→ **What is needed**: In the records that follow, locate every line with "before" and extract it.

→ **Provided records**:
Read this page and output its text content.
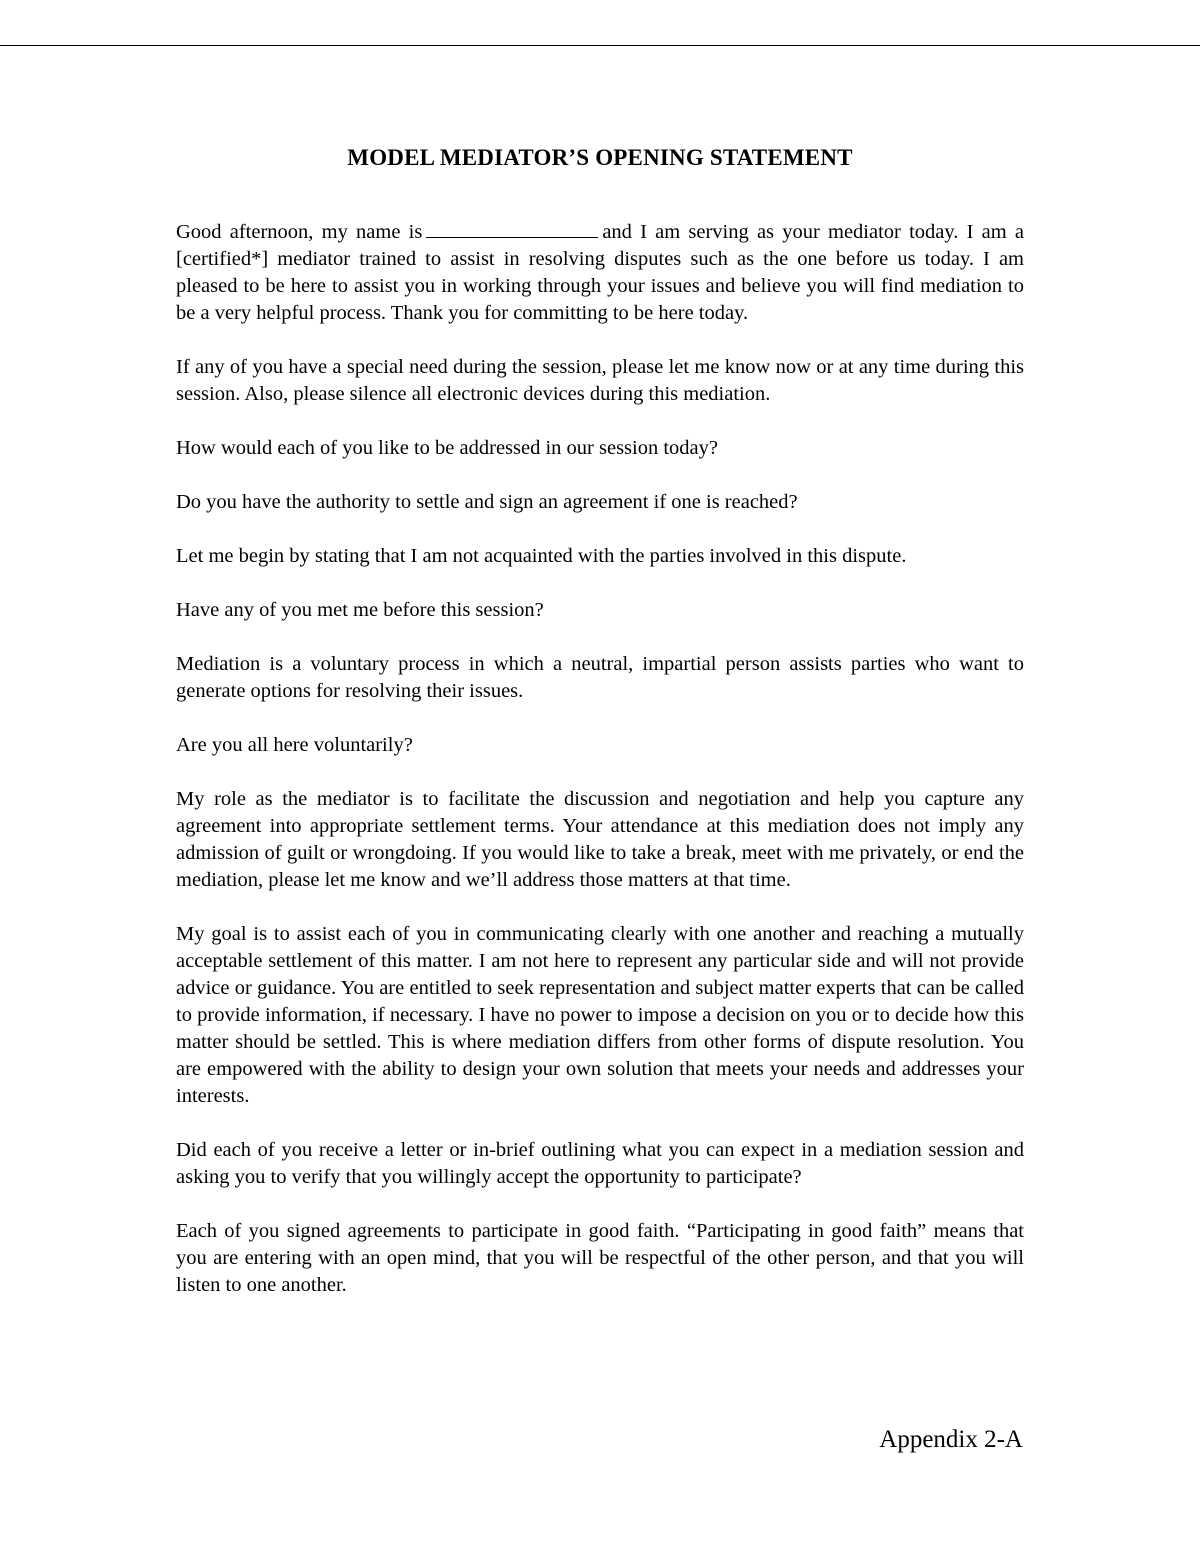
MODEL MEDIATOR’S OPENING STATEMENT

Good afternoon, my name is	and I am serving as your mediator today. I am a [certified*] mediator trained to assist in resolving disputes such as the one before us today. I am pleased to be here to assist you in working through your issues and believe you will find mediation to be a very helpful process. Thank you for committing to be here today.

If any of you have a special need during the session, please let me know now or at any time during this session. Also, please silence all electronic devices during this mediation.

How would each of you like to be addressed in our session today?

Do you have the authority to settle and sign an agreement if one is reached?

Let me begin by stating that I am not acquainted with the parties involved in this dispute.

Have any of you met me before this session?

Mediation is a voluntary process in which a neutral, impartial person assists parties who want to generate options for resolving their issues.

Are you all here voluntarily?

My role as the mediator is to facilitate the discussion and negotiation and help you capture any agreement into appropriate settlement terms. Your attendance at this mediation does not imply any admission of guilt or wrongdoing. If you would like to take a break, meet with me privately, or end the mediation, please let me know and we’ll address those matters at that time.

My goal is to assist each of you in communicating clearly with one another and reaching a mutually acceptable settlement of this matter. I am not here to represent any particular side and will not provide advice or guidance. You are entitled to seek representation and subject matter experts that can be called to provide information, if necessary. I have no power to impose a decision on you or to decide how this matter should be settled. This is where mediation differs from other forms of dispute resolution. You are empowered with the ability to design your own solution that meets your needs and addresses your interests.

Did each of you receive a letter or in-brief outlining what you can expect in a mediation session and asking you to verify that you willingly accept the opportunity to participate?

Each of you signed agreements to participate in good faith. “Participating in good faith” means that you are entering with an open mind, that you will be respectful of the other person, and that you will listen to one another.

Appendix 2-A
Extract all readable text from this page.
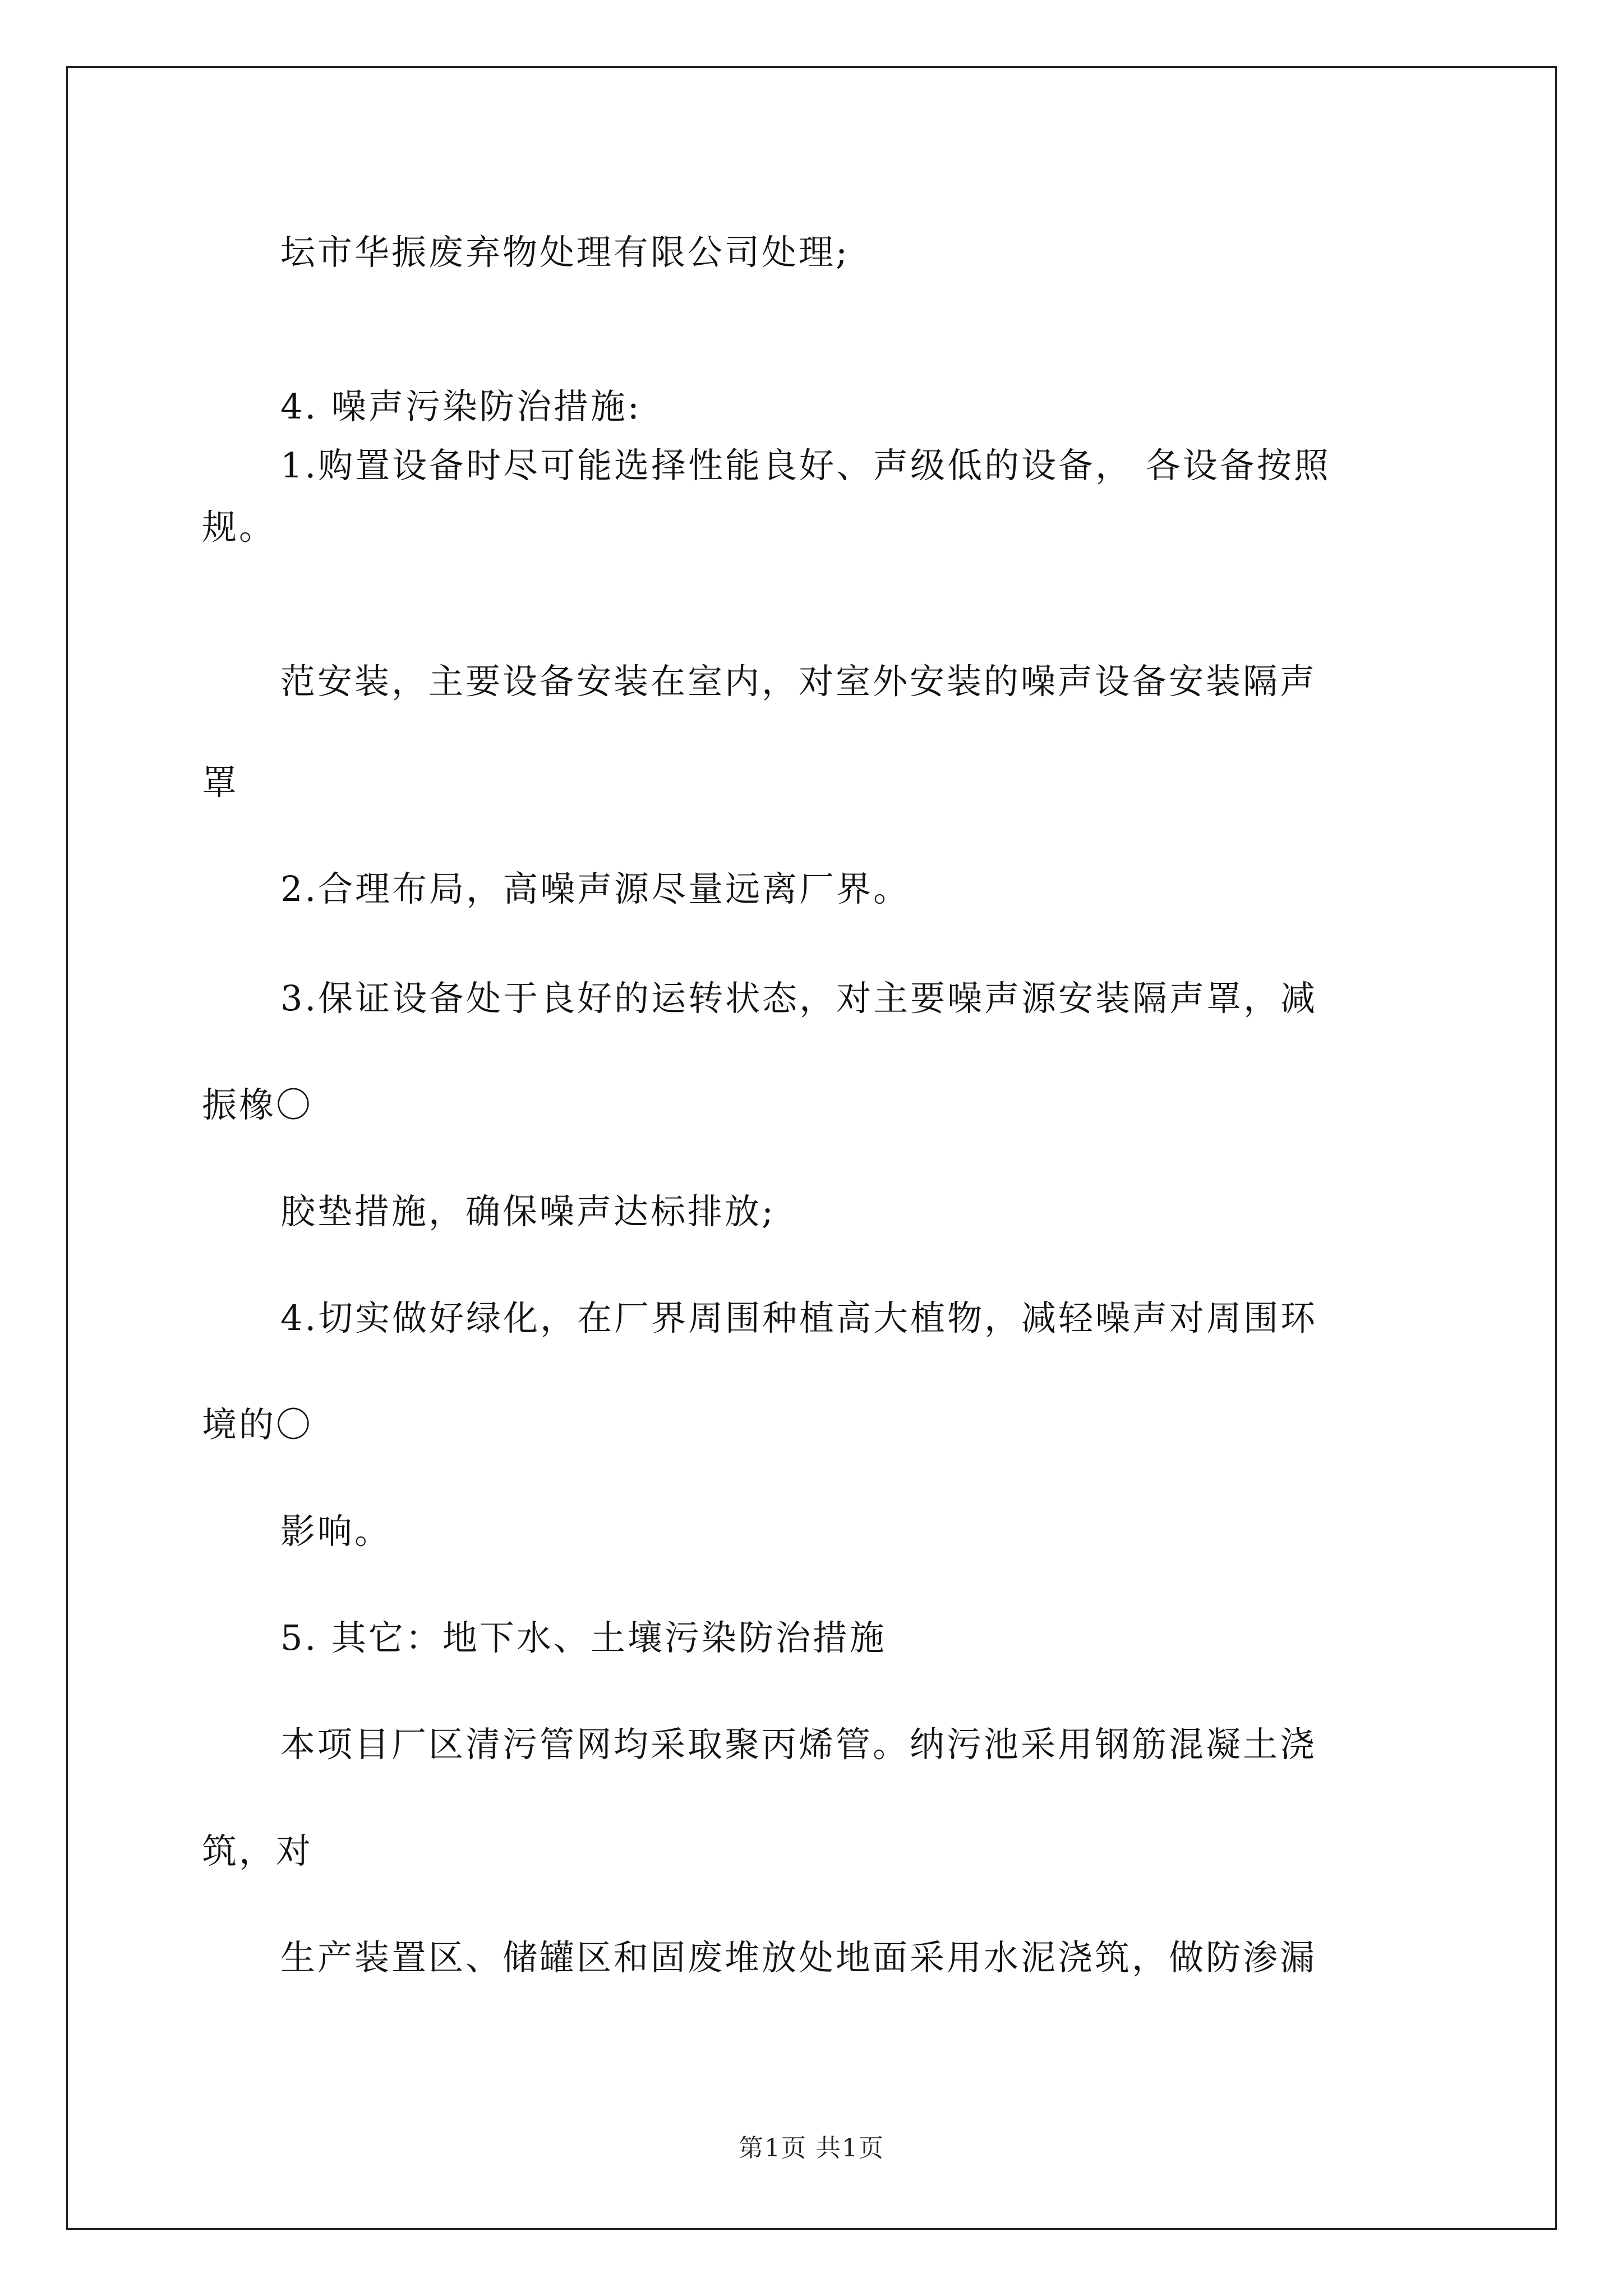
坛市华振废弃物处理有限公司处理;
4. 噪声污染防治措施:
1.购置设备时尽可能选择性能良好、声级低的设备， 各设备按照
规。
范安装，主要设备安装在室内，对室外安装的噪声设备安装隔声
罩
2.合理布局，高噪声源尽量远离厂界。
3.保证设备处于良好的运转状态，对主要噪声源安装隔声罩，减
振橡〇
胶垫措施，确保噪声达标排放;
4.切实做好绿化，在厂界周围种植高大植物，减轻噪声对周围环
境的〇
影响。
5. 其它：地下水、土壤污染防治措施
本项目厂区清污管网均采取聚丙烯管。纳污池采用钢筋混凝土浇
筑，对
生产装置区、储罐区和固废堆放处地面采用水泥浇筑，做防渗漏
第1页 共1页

→ **Exercise output**:
Good afternoon, my name is	and I am serving as your mediator today. I am a [certified*] mediator trained to assist in resolving disputes such as the one before us today. I am pleased to be here to assist you in working through your issues and believe you will find mediation to be a very helpful process. Thank you for committing to be here today.
Have any of you met me before this session?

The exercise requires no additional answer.